Dataset records
---+---

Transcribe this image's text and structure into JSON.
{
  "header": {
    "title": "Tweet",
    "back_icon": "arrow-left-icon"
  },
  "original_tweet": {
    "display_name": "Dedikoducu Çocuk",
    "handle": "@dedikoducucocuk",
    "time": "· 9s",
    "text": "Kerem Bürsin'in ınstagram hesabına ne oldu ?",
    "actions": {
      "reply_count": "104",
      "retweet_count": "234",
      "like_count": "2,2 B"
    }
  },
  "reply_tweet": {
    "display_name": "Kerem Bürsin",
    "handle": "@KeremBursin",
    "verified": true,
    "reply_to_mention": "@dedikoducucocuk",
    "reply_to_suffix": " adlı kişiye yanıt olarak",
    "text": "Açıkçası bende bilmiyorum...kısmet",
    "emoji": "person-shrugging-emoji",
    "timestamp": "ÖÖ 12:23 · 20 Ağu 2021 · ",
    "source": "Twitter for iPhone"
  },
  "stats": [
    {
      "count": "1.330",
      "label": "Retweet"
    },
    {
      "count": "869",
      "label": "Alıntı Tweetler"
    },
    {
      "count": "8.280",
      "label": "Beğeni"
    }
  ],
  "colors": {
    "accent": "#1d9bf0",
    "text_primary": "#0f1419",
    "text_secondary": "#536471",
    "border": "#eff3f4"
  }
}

---+---

Task requirements. Reproduce every line of the listing above in which the string "handle" appears.

Solution to the exercise.
    "handle": "@dedikoducucocuk",
    "handle": "@KeremBursin",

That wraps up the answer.